EXERCISE DESCRIPTION
Transcribe the data in full and exactly, omitting any pictures.

DATA SUPPLIED
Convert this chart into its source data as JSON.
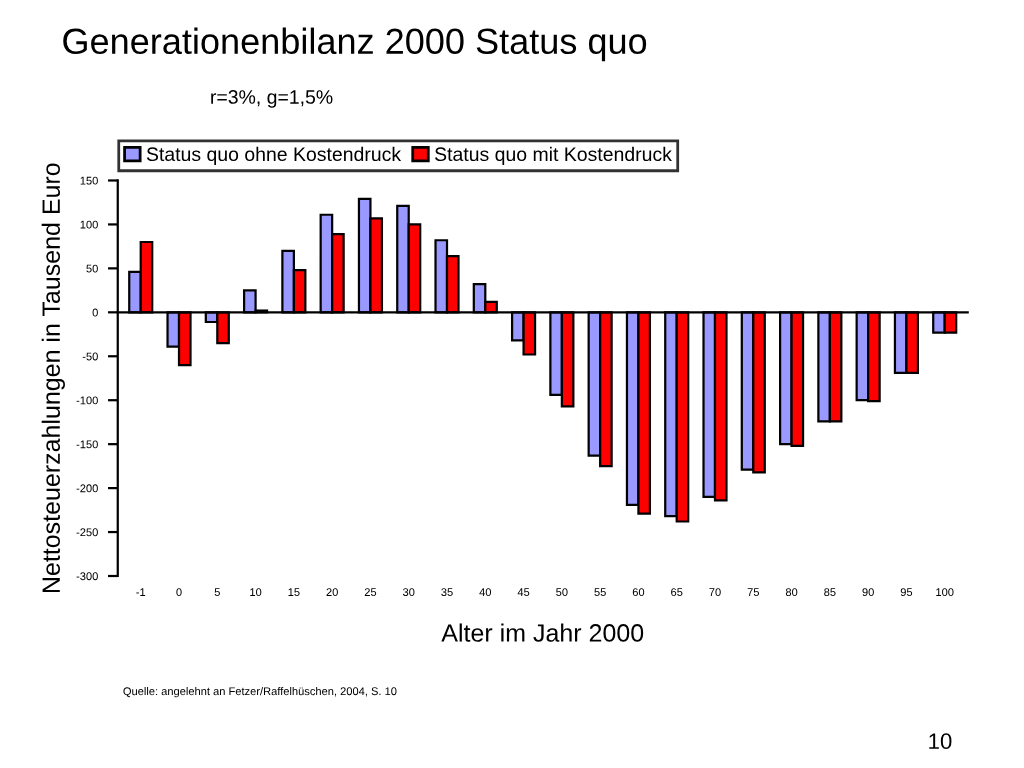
{
  "chart_data": {
    "type": "bar",
    "title": "Generationenbilanz 2000 Status quo",
    "subtitle": "r=3%, g=1,5%",
    "xlabel": "Alter im Jahr 2000",
    "ylabel": "Nettosteuerzahlungen in Tausend Euro",
    "categories": [
      "-1",
      "0",
      "5",
      "10",
      "15",
      "20",
      "25",
      "30",
      "35",
      "40",
      "45",
      "50",
      "55",
      "60",
      "65",
      "70",
      "75",
      "80",
      "85",
      "90",
      "95",
      "100"
    ],
    "series": [
      {
        "name": "Status quo ohne Kostendruck",
        "color": "#9999ff",
        "values": [
          46,
          -39,
          -11,
          25,
          70,
          111,
          129,
          121,
          82,
          32,
          -32,
          -94,
          -163,
          -219,
          -232,
          -210,
          -179,
          -150,
          -124,
          -100,
          -69,
          -23
        ]
      },
      {
        "name": "Status quo mit Kostendruck",
        "color": "#ff0000",
        "values": [
          80,
          -60,
          -35,
          2,
          48,
          89,
          107,
          100,
          64,
          12,
          -48,
          -107,
          -175,
          -229,
          -238,
          -214,
          -182,
          -152,
          -124,
          -101,
          -69,
          -23
        ]
      }
    ],
    "ylim": [
      -300,
      150
    ],
    "yticks": [
      -300,
      -250,
      -200,
      -150,
      -100,
      -50,
      0,
      50,
      100,
      150
    ],
    "legend": "top",
    "annotations": [
      "Quelle: angelehnt an Fetzer/Raffelhüschen, 2004, S. 10",
      "10"
    ]
  }
}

TASK RESPONSE
Convert this chart into its source data as JSON.
{
  "chart_data": {
    "type": "bar",
    "title": "Generationenbilanz 2000 Status quo",
    "subtitle": "r=3%, g=1,5%",
    "xlabel": "Alter im Jahr 2000",
    "ylabel": "Nettosteuerzahlungen in Tausend Euro",
    "categories": [
      "-1",
      "0",
      "5",
      "10",
      "15",
      "20",
      "25",
      "30",
      "35",
      "40",
      "45",
      "50",
      "55",
      "60",
      "65",
      "70",
      "75",
      "80",
      "85",
      "90",
      "95",
      "100"
    ],
    "series": [
      {
        "name": "Status quo ohne Kostendruck",
        "color": "#9999ff",
        "values": [
          46,
          -39,
          -11,
          25,
          70,
          111,
          129,
          121,
          82,
          32,
          -32,
          -94,
          -163,
          -219,
          -232,
          -210,
          -179,
          -150,
          -124,
          -100,
          -69,
          -23
        ]
      },
      {
        "name": "Status quo mit Kostendruck",
        "color": "#ff0000",
        "values": [
          80,
          -60,
          -35,
          2,
          48,
          89,
          107,
          100,
          64,
          12,
          -48,
          -107,
          -175,
          -229,
          -238,
          -214,
          -182,
          -152,
          -124,
          -101,
          -69,
          -23
        ]
      }
    ],
    "ylim": [
      -300,
      150
    ],
    "yticks": [
      -300,
      -250,
      -200,
      -150,
      -100,
      -50,
      0,
      50,
      100,
      150
    ],
    "legend": "top",
    "annotations": [
      "Quelle: angelehnt an Fetzer/Raffelhüschen, 2004, S. 10",
      "10"
    ]
  }
}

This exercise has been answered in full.